Records about charts and figures:
# # #

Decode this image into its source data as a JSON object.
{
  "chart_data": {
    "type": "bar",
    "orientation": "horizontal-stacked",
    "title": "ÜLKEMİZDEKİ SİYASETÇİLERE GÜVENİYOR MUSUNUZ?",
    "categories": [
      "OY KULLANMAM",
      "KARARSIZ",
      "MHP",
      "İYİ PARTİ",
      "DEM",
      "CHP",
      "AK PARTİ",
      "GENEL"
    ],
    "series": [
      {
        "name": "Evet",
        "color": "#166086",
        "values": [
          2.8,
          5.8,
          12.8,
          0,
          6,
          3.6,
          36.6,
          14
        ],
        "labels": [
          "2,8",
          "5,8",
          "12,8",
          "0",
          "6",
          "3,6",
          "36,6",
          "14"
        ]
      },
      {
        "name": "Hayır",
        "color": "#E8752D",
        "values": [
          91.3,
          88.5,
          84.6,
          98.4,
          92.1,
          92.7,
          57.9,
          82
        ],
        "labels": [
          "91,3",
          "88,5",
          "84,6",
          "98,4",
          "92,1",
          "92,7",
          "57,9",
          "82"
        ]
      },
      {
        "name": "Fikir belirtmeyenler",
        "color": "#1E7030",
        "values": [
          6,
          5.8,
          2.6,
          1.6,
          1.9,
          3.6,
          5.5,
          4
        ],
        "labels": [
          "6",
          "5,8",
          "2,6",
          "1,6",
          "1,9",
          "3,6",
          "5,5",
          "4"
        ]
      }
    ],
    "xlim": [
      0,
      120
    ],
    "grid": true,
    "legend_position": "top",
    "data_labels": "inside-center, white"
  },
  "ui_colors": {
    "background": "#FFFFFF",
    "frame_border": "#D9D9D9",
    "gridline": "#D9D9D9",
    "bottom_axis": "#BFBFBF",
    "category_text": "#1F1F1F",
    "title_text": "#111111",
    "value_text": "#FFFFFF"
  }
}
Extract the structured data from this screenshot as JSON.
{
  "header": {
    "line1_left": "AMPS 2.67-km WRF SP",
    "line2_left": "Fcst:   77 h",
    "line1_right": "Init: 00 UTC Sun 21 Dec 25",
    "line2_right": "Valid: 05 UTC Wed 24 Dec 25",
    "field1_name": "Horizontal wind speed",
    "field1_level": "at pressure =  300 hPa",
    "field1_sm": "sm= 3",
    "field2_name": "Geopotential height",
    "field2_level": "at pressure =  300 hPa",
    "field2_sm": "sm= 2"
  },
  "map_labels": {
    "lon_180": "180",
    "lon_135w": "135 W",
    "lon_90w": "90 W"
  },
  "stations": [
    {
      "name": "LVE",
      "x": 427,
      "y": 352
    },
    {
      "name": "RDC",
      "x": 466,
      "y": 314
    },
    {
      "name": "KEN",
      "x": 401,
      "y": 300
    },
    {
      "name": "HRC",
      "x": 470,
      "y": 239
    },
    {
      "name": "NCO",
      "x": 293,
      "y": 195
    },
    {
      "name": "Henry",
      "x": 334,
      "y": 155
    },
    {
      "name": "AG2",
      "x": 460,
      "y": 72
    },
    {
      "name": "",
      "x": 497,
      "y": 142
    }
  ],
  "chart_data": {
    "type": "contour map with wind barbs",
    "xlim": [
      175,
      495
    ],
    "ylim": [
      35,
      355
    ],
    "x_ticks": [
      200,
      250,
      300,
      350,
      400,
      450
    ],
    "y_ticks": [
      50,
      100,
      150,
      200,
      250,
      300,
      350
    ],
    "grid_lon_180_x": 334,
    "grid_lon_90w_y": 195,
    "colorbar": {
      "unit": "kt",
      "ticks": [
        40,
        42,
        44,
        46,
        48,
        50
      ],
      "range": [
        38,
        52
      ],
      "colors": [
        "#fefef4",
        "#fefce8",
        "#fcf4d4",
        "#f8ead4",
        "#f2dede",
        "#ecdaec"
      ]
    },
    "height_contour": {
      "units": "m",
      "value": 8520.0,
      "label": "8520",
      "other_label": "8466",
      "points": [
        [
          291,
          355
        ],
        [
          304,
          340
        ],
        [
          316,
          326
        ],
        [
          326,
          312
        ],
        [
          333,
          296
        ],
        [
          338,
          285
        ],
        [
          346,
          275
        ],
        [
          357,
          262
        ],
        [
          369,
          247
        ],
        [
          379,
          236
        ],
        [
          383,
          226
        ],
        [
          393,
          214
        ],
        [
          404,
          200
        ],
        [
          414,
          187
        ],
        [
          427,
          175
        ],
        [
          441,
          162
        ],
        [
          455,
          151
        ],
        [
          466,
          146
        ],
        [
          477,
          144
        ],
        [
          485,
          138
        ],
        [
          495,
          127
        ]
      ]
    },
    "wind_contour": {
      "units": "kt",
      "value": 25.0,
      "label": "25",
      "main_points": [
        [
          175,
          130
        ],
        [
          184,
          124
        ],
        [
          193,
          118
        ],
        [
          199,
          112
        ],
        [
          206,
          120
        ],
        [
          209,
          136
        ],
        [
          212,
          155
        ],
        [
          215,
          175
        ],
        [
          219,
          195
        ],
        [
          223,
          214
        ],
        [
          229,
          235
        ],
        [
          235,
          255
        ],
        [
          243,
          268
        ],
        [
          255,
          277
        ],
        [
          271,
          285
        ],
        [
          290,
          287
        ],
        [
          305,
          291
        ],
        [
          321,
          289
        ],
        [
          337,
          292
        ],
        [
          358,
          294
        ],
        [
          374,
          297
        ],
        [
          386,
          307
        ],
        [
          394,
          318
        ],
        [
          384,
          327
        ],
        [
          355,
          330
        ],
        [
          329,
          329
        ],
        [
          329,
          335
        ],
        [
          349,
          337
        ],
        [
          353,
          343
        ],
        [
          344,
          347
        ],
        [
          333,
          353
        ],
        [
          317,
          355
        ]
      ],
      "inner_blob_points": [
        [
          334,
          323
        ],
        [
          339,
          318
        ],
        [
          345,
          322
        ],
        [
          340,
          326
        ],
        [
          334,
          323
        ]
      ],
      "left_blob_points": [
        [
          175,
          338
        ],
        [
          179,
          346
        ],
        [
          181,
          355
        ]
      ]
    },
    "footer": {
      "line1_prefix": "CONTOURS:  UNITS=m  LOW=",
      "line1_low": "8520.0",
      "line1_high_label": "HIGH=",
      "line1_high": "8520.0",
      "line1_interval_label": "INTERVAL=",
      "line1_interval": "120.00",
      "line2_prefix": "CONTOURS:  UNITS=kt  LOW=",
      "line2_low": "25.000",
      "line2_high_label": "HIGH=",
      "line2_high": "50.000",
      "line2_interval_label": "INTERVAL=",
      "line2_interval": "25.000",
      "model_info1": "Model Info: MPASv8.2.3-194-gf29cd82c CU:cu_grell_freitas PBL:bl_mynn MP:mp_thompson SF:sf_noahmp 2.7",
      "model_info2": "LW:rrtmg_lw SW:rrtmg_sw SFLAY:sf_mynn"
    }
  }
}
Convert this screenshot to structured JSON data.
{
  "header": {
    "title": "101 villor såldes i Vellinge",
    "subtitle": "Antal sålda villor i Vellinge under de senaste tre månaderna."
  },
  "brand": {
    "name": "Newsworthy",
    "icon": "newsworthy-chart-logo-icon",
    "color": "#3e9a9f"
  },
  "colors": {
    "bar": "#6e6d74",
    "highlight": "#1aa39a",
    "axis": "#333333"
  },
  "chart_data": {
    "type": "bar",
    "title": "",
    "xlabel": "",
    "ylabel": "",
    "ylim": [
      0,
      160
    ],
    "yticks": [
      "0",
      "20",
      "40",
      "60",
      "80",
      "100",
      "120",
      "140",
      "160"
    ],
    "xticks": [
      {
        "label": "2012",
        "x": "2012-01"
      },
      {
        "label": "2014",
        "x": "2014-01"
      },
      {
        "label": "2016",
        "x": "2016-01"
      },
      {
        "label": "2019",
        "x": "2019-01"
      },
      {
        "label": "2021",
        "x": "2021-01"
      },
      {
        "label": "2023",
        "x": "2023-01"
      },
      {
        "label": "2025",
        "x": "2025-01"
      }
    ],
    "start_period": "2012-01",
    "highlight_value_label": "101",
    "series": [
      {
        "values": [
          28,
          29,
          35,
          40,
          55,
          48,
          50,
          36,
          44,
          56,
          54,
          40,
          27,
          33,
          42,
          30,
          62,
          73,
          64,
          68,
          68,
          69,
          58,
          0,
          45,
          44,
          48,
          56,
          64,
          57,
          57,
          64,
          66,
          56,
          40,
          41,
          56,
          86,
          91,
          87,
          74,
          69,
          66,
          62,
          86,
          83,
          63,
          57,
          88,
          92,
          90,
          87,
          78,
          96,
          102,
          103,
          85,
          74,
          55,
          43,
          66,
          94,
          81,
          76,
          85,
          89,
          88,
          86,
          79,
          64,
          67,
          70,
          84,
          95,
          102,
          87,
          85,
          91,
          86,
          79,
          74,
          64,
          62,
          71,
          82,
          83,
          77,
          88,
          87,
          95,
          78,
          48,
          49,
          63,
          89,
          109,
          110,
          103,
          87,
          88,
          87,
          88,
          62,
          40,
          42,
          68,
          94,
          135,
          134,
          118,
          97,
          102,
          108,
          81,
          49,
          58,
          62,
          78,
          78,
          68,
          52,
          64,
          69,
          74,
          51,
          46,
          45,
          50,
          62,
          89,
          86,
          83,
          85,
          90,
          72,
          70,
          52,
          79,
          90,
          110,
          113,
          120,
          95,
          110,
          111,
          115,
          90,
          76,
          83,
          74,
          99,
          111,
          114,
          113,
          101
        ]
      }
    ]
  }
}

# # #

**Requirements**
Your answer should be only the number of lines that hold the word "pressure".

**Written solution**
2